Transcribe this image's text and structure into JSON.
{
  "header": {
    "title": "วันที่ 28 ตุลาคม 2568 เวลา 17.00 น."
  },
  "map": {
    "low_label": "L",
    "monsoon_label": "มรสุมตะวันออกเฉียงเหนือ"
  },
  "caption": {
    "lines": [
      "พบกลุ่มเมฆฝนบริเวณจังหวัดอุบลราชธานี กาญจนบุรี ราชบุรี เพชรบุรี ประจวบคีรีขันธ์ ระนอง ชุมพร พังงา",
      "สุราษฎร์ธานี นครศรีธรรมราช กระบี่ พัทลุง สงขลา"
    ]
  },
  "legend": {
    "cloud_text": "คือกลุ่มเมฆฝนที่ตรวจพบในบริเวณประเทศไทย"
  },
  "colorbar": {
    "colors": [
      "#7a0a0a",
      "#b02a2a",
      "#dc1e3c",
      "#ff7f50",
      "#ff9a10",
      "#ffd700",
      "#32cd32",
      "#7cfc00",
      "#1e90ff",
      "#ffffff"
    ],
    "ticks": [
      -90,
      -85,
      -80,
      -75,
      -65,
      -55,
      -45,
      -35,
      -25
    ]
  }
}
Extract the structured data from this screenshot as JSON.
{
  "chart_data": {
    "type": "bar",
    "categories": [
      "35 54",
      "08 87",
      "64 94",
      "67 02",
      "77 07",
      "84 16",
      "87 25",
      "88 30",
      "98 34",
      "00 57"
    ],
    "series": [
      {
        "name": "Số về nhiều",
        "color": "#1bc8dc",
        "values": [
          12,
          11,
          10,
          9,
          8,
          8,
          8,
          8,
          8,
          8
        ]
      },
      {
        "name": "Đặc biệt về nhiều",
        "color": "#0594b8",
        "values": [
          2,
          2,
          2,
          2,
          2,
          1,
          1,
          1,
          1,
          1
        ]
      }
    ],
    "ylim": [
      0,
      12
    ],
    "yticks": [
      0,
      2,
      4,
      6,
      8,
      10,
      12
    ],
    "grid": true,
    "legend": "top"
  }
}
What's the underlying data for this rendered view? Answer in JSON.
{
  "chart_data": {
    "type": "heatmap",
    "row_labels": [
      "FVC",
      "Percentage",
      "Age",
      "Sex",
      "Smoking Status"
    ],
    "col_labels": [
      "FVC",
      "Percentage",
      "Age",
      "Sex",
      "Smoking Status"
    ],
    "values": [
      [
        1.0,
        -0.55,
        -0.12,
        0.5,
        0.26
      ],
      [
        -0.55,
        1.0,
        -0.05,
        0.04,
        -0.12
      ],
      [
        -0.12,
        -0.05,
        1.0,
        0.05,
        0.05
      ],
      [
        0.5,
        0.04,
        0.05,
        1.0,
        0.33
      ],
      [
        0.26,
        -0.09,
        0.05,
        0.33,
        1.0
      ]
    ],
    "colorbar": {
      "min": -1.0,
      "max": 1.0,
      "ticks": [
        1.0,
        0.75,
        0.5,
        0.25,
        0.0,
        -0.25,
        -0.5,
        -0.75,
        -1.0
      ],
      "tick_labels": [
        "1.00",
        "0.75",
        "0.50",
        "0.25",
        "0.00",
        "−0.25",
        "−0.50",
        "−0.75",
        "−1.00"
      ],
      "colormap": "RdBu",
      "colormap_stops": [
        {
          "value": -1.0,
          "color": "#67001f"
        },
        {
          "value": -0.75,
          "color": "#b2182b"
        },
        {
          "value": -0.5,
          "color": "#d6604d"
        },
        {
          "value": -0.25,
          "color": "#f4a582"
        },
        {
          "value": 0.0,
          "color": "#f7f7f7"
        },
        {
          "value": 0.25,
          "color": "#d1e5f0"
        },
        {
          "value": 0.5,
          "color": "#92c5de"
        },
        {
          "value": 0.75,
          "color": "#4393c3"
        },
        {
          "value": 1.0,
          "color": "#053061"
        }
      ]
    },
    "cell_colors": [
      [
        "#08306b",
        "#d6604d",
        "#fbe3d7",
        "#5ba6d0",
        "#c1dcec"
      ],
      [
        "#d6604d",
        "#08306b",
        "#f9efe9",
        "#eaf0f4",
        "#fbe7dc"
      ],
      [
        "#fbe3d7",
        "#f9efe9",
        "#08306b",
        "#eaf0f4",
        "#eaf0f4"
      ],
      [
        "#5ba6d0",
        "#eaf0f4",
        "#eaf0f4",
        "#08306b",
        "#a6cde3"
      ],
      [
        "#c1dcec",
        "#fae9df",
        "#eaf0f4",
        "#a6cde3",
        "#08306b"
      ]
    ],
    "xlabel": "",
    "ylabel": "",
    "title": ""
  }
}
★ ★ ★ ★ ★ ★ ★
• Exercise task: Above are the records. Identify each line that contains the word "name".

• Expected output:
        "name": "Số về nhiều",
        "name": "Đặc biệt về nhiều",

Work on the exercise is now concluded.